OPDRACHT A:
Op welke datum besloot het college volgens de uitspraak over de bijstand om de bijstand in te trekken?

LEESTEKST:

ECLI:NL:CRVB:2020:124

Centrale Raad van Beroep

Datum uitspraak
21 januari 2020
Publicatiedatum
21 januari 2020
Zaaknummer
17/3699 PW
Instantie
Centrale Raad van Beroep
Type
Uitspraak
Rechtsgebied
Bestuursrecht; Socialezekerheidsrecht
Procedures
  • Hoger beroep
Rechters
Vindplaatsen
  • Rechtspraak.nl
AI samenvatting door LexboostAutomatisch gegenereerd

Intrekking en terugvordering van bijstand wegens bezit van onroerend goed in Turkije

In deze zaak gaat het om de intrekking en terugvordering van bijstand aan appellanten, die in het bezit waren van twee woningen in Turkije. Appellanten ontvingen vanaf 26 september 2013 bijstand op basis van de Participatiewet. Na een fraudemelding in 2014 werd er onderzoek gedaan naar onroerend goed op naam van appellant in Turkije. Dit onderzoek leidde tot de ontdekking dat appellante twee woningen bezat, wat niet was gemeld aan het college. Het college besloot op 30 juli 2015 de bijstand van appellanten in te trekken en de gemaakte kosten van bijstand terug te vorderen, omdat appellanten de inlichtingenverplichting hadden geschonden.

AANGELEVERDE RIJEN:
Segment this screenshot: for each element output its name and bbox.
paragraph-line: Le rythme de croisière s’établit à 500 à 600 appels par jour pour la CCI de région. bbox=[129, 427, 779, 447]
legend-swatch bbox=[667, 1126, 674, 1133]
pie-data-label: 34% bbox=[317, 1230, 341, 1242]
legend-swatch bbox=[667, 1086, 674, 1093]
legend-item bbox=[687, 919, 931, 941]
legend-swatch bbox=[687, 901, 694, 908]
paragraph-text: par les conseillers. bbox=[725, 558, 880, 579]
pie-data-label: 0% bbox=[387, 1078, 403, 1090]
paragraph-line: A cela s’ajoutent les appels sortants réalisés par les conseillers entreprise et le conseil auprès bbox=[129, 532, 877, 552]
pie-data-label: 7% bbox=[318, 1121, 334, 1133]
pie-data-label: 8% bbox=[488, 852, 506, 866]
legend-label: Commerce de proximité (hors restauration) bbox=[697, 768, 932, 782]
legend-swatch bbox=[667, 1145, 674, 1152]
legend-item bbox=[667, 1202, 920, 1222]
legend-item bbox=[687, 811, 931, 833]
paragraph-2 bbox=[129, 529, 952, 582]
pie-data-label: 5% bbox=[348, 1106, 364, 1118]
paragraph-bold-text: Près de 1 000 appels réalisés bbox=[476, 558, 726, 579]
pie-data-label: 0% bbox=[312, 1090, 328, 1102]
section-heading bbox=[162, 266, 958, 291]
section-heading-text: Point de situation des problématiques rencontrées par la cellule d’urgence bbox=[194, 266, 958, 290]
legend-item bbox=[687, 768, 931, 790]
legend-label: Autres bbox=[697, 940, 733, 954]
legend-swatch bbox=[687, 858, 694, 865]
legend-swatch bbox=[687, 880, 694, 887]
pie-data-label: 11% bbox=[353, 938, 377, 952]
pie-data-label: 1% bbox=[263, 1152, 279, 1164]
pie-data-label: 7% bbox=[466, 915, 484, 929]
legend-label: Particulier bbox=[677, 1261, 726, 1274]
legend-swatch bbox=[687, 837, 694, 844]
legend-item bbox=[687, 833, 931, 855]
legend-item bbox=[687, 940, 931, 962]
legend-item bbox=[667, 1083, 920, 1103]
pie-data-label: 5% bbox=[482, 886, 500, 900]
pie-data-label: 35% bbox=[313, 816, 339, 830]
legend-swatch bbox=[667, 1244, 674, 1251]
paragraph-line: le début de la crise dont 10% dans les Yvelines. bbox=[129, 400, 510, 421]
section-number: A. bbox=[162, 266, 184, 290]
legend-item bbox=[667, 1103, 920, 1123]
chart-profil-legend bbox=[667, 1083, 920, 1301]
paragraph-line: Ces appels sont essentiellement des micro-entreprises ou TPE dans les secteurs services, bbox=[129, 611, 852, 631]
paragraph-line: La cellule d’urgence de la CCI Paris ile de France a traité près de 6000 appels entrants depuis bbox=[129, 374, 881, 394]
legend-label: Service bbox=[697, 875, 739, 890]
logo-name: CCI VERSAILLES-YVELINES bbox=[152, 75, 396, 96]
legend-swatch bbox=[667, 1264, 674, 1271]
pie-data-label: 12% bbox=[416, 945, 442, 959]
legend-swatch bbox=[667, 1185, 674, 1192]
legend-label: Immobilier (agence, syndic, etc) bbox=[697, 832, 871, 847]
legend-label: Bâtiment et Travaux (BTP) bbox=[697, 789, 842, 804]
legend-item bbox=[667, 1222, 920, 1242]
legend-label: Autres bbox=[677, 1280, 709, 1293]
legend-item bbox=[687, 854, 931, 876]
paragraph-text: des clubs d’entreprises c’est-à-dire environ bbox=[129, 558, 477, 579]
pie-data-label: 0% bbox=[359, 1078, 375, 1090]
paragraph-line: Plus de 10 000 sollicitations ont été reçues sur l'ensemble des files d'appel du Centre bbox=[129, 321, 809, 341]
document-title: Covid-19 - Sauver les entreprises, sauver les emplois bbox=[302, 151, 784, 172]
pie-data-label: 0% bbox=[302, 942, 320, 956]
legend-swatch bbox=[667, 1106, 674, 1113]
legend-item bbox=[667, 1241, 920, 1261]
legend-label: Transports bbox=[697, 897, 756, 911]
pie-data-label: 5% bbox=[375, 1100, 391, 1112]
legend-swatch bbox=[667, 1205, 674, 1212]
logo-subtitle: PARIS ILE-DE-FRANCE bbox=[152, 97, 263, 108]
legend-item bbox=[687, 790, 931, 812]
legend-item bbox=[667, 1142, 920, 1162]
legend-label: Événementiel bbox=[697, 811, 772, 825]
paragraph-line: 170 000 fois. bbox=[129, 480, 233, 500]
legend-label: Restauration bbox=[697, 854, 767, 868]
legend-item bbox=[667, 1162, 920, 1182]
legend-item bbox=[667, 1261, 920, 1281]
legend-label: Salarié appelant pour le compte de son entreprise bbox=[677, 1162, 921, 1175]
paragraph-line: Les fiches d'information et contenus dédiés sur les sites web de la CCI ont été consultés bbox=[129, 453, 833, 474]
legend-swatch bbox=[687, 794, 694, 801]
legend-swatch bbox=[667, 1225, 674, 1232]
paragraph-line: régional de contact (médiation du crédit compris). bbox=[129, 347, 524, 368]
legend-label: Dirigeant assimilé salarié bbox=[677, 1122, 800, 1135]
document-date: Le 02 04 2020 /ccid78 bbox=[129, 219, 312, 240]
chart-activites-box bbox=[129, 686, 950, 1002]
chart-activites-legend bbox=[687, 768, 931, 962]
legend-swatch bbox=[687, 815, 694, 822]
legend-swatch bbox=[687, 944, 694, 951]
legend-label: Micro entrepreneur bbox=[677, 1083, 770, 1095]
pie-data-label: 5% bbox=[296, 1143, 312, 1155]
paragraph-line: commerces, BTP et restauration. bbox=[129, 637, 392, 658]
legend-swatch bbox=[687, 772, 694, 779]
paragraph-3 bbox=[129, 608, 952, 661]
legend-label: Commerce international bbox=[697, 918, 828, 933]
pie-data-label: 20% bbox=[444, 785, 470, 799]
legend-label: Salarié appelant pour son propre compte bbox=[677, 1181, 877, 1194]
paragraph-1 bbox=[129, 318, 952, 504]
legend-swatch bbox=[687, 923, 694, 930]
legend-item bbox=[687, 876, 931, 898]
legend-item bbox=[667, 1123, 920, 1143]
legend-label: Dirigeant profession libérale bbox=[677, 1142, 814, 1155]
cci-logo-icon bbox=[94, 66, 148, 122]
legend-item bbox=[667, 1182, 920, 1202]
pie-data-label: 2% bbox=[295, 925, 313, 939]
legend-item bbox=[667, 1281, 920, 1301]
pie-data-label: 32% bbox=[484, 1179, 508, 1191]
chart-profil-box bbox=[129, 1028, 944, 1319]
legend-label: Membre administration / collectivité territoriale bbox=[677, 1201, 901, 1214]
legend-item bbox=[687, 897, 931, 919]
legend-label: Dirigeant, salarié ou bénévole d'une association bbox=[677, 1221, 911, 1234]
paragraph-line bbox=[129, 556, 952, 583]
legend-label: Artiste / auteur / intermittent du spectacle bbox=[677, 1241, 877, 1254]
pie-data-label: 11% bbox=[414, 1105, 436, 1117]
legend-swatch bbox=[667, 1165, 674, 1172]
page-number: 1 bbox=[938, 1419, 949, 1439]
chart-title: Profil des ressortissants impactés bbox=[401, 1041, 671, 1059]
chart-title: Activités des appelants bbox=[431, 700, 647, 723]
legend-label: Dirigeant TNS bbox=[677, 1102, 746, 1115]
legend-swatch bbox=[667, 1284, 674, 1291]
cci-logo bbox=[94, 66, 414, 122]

OPDRACHT B:
Geef alstublieft de aangeleverde rijen van het begin tot en met de rij met "pie-data-label: 34% bbox=[317, 1230, 341, 1242]" weer als een Markdown-tabel met de kolommen Nr. en Tekst. Laat lege regels weg.

VOLLEDIGE UITVOER A:
Op 30 juli 2015.

VOLLEDIGE UITVOER B:
| Nr. | Tekst |
|---|---|
| 1 | Segment this screenshot: for each element output its name and bbox. |
| 2 | paragraph-line: Le rythme de croisière s’établit à 500 à 600 appels par jour pour la CCI de région. bbox=[129, 427, 779, 447] |
| 3 | legend-swatch bbox=[667, 1126, 674, 1133] |
| 4 | pie-data-label: 34% bbox=[317, 1230, 341, 1242] |